• To-do list:
1 > Revise the passage on early modern China, starting with "Still, that basic" and going on through "their western students.", replacing "Oriental Despotism" with "Asiatic Despotism".
2 > Pick up the passage on early modern China at the point where it stops and continue it.
=== Extract to read ===
One thing that I was reminded of right away when I started looking into it was that “Early Modern” was sometimes used to just refer to the 19th century in China, as here.
Fairbank, John K., Alexander Eckstein, and L. S. Yang. “Economic Change in Early Modern China: An Analytic Framework.” Economic Development and Cultural Change 9, no. 1 (1960): 1–26.
I’m not as anti-Fairbank as some people seem to be, but man some of his stuff, and Modernization theory in general, have held up even less well than you might think. Lots of talk of “Gestation”. Very mechanically listing the things you need to be modern, usually economic or political things, and pointing out that China lacked them or that the Chinese version fore some reason did not count. Free cities! Foreign Trade! It almost sounds like you are playing Civilization (or some other video game) and you can’t build Archers till you have discovered Animal Husbandry.
Still, that basic idea behind this -that “Traditional China” was not an undifferentiated mass, cut off from history in a slough of Oriental Despotism, unchanged from the Yellow Emperor to Lu Xun- was forward-looking at one point. The old stagnant China view was, I suspect, in part the influence of Western Orientalist ideas about the inferiority of non-European cultures and also the May Fourth rejection of Feudal China, a rejection that I suspect became more simplistic as it went from Chinese May Fourthers to their western students.
I do remember hearing that at the conference that resulted in Mary Clabaugh Wright, China in Revolution: The First Phase, 1900-1913. (Yale, 1971). Chuzo Ichiko was so ridiculed for his paper “The Role of the Gentry: An Hypothesis” that he went up to his hotel room and would not come back down until Akira Iriye was sent up to convince him to re-join the conference. Not sure how true that story is, but certainly the idea that the gentry (or the local elite, as we now call them) were an important part of making the 1911 Revolution (now a standard position) would have seemed absurd to some at one point.
A good summary of the transition comes from the flyleaf of my copy of Madeleine Zelin’s The Magistrate’s Tael (California, 1984)
=== Data section ===
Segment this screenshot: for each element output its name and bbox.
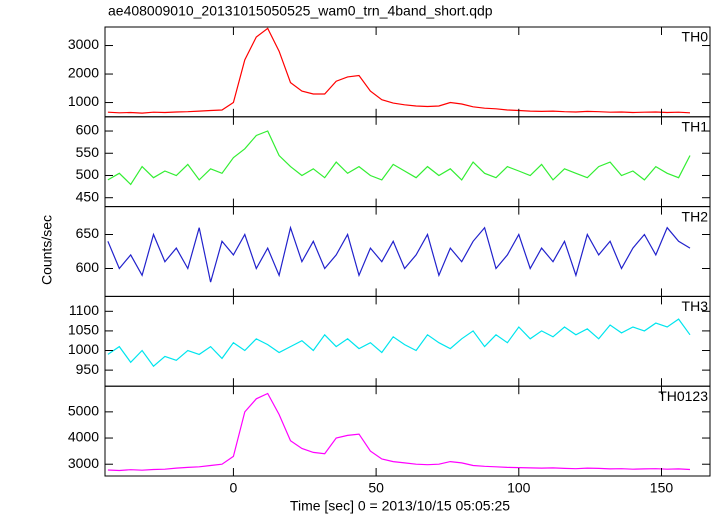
y-tick-label: 1000 xyxy=(68,341,99,357)
y-tick-label: 600 xyxy=(76,122,100,138)
x-tick-label: 0 xyxy=(230,480,238,496)
panel-label: TH0 xyxy=(682,29,709,45)
y-tick-label: 650 xyxy=(76,225,100,241)
y-axis-label: Counts/sec xyxy=(39,215,55,285)
y-tick-label: 1100 xyxy=(69,302,99,318)
panel-frame xyxy=(104,295,711,387)
y-tick-label: 2000 xyxy=(68,65,99,81)
panel-frame xyxy=(104,116,711,208)
data-line xyxy=(107,392,691,472)
data-line xyxy=(107,318,691,368)
x-tick-label: 50 xyxy=(368,480,384,496)
x-tick-label: 150 xyxy=(650,480,674,496)
y-tick-label: 1000 xyxy=(68,93,99,109)
data-line xyxy=(107,27,691,114)
x-tick-label: 100 xyxy=(507,480,531,496)
data-line xyxy=(107,130,691,186)
panel-frame xyxy=(104,26,711,118)
panel-frame xyxy=(104,206,711,297)
data-line xyxy=(107,225,691,283)
y-tick-label: 550 xyxy=(76,144,100,160)
panel-frame xyxy=(104,385,711,477)
y-tick-label: 500 xyxy=(76,166,100,182)
y-tick-label: 5000 xyxy=(68,403,99,419)
y-tick-label: 3000 xyxy=(68,455,99,471)
y-tick-label: 1050 xyxy=(68,322,99,338)
panel-label: TH2 xyxy=(682,208,709,224)
y-tick-label: 450 xyxy=(76,188,100,204)
y-tick-label: 4000 xyxy=(68,429,99,445)
panel-label: TH1 xyxy=(682,119,709,135)
chart-title: ae408009010_20131015050525_wam0_trn_4ban… xyxy=(108,3,493,19)
panel-label: TH0123 xyxy=(658,388,708,404)
panel-label: TH3 xyxy=(682,298,709,314)
y-tick-label: 3000 xyxy=(68,36,99,52)
y-tick-label: 600 xyxy=(76,259,100,275)
y-tick-label: 950 xyxy=(76,361,100,377)
x-axis-label: Time [sec] 0 = 2013/10/15 05:05:25 xyxy=(290,498,510,514)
===
• Answer list:
1 >
Still, that basic idea behind this -that “Traditional China” was not an undifferentiated mass, cut off from history in a slough of Asiatic Despotism, unchanged from the Yellow Emperor to Lu Xun- was forward-looking at one point. The old stagnant China view was, I suspect, in part the influence of Western Orientalist ideas about the inferiority of non-European cultures and also the May Fourth rejection of Feudal China, a rejection that I suspect became more simplistic as it went from Chinese May Fourthers to their western students.

2 >
OUR UNDERSTANDING of China’s early modern history has long been dominated by the image of a backward empire, wracked by corruption and economic stagnation, thrust into the modern world when Western gunboats arrived in the 1840s. Madeline Zelin shatters this image by uncovering the dramatic process of state-building during the early years of China’s last imperial regime. Changes in economic and political environment brought about a shift from the decentralized agrarianism of traditional imperial administration to a centralized bureaucratic of taxes and public works during the early years of the Ch’ing dynasty. Relying heavily on archival materials, Zelin describes the implementation of these radical reforms and their effect on governmental administration in different regions of the empire. By providing an account of the indigenous evolution of the Chinese state, The Magistrate’s Tael makes it possible to judge the impact of the West on modern China’s development and to assess China’s inherent potential for and resistance to modern political and economic growth.
I like how it circles back to China’s response to the West at the end.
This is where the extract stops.